= LISTING =
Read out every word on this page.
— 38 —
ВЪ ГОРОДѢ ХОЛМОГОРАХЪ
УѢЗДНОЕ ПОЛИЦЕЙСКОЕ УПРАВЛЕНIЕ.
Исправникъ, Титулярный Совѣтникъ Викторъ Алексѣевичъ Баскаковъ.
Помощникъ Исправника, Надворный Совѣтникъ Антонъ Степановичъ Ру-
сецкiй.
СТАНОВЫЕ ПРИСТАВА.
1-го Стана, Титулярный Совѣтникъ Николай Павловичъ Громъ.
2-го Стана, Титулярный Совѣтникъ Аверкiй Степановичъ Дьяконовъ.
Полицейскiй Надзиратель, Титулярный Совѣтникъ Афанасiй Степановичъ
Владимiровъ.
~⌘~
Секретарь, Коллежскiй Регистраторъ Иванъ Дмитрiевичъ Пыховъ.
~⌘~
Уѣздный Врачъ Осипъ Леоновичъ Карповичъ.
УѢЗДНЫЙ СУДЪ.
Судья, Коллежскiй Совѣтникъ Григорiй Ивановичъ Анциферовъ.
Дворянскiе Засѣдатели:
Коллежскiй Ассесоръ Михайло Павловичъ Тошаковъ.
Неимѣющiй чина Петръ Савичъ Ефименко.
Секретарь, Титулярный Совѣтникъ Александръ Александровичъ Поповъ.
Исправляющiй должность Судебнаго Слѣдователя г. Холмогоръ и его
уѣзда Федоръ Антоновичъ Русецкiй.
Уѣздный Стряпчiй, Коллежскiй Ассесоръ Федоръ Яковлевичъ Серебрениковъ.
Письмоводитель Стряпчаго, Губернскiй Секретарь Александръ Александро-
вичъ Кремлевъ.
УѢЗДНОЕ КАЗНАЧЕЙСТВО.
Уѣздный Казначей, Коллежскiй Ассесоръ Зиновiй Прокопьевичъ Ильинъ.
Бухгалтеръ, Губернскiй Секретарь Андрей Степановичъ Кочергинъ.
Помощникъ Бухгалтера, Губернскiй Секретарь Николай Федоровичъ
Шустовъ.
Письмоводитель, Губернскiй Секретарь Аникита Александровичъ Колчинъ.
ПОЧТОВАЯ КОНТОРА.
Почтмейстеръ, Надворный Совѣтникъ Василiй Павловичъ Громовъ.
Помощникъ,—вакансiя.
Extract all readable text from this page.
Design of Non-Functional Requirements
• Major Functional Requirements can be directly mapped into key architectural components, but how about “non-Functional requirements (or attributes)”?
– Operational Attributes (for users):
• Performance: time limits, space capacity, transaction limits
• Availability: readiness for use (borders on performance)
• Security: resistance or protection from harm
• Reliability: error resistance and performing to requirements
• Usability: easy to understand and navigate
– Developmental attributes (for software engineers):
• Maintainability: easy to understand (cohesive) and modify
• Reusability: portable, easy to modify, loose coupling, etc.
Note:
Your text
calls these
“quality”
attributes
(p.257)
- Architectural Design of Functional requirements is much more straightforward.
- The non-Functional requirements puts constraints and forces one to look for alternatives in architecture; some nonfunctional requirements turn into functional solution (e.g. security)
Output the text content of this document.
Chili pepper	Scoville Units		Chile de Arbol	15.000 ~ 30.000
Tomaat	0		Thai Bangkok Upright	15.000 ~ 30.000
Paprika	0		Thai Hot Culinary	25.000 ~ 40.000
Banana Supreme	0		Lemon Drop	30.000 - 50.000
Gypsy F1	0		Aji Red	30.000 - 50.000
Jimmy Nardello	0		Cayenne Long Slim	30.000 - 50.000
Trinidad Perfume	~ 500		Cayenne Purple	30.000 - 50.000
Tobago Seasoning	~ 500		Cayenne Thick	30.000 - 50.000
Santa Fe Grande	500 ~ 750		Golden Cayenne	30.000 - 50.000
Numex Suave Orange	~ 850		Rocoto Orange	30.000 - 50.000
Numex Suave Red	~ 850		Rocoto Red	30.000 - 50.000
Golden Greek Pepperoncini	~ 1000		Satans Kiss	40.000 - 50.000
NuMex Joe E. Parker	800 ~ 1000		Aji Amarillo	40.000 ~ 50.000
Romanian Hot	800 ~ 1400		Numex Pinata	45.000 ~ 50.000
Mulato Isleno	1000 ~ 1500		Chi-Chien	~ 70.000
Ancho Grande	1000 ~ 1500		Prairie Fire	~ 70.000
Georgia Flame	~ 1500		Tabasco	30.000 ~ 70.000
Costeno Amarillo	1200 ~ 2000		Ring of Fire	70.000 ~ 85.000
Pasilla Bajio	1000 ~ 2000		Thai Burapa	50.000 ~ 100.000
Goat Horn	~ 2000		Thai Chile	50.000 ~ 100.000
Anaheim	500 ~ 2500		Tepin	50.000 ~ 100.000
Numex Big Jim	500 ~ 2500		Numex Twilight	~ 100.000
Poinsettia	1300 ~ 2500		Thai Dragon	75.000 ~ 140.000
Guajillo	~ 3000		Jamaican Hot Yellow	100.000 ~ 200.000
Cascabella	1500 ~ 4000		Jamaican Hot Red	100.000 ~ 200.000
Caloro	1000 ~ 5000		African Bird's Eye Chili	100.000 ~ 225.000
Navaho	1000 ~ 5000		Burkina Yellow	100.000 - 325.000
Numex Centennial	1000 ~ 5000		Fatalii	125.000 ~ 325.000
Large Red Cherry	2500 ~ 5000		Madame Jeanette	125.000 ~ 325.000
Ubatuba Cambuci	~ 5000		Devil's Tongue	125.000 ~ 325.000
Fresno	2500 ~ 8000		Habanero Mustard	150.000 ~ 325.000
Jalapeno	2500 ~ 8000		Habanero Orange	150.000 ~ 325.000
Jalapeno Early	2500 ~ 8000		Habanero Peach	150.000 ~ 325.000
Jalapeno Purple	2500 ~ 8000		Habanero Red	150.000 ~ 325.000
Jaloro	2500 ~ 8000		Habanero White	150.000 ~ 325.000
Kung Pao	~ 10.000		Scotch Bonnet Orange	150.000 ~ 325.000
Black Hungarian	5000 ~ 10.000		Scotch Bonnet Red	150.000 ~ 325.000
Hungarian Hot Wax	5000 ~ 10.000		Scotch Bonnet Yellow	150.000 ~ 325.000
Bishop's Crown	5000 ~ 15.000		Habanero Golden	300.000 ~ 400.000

= WORK REQUIRED =
Filter the listing above by the word "Павловичъ"; copy each line that passes.

= RESULT OF THIS TASK =
1-го Стана, Титулярный Совѣтникъ Николай Павловичъ Громъ.
Коллежскiй Ассесоръ Михайло Павловичъ Тошаковъ.
Почтмейстеръ, Надворный Совѣтникъ Василiй Павловичъ Громовъ.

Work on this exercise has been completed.